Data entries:
┄┄┄┄┄┄┄┄┄┄

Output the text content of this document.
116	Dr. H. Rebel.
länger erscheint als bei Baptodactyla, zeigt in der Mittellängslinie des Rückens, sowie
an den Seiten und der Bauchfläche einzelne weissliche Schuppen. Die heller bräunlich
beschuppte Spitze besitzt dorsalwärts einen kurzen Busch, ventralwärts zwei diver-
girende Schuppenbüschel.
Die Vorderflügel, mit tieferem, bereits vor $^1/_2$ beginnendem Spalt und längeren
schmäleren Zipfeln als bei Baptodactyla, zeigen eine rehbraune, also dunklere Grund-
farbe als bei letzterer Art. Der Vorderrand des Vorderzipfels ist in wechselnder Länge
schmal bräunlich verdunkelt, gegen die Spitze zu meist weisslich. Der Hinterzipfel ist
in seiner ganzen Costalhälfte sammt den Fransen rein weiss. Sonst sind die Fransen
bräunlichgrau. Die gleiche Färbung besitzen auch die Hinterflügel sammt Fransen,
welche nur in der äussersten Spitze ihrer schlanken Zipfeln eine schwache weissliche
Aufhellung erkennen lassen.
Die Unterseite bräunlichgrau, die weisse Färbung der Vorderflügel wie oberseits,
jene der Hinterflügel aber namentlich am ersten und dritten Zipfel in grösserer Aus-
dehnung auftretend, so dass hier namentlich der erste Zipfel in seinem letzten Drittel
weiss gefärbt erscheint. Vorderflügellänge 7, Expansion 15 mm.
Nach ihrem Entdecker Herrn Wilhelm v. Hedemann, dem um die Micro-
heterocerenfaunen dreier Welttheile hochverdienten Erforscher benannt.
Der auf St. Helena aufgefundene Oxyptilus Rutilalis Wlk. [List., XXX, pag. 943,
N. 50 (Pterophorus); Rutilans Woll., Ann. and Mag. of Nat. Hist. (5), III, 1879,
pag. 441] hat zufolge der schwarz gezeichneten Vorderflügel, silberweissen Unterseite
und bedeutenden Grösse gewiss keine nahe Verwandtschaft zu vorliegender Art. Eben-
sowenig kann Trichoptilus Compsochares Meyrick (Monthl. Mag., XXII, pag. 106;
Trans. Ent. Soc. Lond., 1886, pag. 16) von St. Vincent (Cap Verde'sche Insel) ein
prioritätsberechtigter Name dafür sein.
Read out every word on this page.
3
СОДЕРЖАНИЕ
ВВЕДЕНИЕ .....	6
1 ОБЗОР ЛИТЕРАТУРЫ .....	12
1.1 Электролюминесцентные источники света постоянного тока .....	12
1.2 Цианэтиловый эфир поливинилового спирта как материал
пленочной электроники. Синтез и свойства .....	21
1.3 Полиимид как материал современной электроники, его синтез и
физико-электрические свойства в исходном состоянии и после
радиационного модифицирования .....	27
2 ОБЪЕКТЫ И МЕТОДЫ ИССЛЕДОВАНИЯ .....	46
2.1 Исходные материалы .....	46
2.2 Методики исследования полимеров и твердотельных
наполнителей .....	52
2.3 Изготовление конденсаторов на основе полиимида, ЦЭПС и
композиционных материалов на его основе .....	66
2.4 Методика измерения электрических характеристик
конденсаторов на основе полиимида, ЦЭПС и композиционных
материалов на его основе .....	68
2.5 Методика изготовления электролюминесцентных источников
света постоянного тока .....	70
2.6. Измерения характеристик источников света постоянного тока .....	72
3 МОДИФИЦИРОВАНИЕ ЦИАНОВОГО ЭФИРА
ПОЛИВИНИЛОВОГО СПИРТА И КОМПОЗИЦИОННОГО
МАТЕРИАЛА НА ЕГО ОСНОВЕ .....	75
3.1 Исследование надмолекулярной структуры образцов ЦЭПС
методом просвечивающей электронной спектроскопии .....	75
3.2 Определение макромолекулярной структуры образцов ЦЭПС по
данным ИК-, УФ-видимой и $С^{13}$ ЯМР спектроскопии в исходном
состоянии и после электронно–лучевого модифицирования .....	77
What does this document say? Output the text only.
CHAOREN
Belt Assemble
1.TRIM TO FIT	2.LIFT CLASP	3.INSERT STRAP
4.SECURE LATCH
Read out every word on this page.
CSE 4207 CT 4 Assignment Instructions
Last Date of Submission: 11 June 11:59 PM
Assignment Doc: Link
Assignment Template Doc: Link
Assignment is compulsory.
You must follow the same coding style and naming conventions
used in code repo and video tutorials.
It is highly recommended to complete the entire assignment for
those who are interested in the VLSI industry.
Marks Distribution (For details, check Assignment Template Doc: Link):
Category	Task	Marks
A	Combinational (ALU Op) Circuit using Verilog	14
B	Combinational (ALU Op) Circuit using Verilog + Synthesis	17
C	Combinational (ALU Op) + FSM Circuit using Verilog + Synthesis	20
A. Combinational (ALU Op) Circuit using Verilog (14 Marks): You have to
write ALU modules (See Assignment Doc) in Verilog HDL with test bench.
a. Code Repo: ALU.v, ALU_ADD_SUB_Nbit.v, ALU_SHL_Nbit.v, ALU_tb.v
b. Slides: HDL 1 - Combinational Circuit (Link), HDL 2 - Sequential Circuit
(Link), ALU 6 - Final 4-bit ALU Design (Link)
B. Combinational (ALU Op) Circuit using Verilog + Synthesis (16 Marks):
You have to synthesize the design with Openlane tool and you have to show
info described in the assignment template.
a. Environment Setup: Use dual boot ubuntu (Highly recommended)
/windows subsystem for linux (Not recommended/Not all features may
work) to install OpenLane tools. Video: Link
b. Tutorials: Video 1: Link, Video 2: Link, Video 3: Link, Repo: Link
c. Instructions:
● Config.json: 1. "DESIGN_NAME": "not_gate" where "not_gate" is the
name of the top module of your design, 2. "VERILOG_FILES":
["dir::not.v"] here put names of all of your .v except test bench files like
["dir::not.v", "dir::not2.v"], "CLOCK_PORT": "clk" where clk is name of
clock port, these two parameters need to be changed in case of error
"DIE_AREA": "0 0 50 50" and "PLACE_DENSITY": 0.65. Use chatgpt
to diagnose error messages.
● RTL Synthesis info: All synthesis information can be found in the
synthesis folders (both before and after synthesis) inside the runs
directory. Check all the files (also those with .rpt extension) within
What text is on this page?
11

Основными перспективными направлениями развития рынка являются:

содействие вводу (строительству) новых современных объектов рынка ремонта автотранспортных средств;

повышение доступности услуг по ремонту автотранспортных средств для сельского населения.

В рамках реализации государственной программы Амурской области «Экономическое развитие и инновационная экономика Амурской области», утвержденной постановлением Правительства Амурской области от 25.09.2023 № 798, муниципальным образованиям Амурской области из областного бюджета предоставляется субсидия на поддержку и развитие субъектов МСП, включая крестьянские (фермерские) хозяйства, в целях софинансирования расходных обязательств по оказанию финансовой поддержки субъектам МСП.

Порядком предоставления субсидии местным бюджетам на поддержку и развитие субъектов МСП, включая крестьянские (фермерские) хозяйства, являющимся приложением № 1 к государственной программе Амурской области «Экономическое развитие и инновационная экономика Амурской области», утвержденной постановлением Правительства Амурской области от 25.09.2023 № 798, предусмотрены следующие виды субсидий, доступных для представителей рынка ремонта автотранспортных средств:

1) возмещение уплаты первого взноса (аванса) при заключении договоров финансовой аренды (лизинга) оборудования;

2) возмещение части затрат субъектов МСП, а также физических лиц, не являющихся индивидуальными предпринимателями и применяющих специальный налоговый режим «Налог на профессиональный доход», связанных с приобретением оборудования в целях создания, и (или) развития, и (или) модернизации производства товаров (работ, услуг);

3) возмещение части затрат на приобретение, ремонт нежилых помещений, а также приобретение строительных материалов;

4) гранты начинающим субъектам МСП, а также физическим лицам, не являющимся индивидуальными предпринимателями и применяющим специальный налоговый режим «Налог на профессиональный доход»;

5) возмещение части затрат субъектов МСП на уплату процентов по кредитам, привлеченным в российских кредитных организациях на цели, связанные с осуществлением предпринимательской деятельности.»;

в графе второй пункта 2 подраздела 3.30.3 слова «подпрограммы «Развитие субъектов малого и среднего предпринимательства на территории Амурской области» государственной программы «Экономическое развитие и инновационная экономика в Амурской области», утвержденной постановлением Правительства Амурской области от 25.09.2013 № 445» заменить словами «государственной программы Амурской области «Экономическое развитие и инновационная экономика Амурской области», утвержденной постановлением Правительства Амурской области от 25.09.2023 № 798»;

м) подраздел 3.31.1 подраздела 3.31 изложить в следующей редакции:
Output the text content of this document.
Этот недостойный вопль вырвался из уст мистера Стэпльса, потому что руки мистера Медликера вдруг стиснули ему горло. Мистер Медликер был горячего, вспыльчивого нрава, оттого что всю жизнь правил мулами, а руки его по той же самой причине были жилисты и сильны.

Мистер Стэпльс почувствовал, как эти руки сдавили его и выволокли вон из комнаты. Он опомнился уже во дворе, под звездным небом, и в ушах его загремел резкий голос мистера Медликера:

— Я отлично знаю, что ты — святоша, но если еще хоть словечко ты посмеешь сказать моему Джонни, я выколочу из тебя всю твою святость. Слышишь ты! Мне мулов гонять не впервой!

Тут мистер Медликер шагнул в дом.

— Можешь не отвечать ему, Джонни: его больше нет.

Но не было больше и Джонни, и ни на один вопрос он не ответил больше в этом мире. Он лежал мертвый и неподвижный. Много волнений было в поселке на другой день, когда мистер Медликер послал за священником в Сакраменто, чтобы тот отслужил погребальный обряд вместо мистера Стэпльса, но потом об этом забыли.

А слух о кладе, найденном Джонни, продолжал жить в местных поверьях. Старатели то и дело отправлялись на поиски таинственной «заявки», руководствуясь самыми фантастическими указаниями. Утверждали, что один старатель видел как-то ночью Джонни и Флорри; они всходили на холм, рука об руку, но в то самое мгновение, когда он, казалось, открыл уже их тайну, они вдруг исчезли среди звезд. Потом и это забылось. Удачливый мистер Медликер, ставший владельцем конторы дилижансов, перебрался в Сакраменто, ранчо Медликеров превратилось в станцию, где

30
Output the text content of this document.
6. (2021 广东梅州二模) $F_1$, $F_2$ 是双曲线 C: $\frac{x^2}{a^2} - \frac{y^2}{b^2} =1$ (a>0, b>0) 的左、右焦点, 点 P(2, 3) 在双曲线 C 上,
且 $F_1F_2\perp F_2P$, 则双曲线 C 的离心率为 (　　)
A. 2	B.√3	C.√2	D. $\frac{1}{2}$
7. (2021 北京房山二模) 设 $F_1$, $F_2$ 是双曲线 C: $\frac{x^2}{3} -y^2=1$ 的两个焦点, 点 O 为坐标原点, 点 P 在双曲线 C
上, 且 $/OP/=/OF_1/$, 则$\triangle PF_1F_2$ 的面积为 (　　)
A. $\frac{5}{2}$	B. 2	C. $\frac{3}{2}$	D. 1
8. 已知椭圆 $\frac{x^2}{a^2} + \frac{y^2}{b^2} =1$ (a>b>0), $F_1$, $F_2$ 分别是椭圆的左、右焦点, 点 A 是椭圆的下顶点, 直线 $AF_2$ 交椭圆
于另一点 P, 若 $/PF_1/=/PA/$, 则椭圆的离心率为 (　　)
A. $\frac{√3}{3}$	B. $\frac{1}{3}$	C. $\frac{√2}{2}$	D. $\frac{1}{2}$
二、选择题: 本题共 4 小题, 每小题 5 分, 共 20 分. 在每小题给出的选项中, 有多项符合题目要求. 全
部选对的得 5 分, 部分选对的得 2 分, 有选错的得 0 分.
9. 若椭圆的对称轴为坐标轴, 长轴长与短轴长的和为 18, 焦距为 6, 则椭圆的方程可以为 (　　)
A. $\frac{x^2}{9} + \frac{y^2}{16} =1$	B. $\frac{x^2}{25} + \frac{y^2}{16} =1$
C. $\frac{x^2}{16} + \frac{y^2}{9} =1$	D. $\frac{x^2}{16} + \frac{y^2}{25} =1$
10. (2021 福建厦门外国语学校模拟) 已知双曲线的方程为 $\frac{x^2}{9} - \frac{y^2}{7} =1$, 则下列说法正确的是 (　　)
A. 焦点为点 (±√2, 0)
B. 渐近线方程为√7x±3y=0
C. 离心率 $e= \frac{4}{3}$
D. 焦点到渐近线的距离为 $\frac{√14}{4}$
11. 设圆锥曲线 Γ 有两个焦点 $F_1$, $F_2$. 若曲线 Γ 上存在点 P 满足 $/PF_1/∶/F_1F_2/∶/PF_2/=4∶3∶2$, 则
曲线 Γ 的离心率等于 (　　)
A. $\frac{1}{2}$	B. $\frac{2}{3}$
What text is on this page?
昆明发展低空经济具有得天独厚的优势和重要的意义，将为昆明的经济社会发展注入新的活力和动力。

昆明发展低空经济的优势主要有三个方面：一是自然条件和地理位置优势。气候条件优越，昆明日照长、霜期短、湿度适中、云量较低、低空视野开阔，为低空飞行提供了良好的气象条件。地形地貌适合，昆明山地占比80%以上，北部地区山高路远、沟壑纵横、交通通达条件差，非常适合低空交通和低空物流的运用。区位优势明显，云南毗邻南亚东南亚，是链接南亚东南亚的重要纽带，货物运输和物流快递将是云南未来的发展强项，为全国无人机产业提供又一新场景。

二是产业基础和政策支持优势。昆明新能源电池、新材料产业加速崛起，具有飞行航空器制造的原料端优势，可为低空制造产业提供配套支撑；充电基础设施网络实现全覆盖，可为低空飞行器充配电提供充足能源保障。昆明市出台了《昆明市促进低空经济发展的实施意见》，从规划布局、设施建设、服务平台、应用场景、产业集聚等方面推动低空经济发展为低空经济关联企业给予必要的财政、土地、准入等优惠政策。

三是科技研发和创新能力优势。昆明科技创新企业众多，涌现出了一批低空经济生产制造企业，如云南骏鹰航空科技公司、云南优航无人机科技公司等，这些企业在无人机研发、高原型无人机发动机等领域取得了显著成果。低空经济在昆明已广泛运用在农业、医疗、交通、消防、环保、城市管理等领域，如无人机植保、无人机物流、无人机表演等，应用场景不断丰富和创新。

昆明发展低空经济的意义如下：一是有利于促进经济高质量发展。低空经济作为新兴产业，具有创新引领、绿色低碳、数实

┄┄┄┄┄┄┄┄┄┄

Find all lines with "состоянии" in them and copy each one.

физико-электрические свойства в исходном состоянии и после
состоянии и после электронно–лучевого модифицирования .....	77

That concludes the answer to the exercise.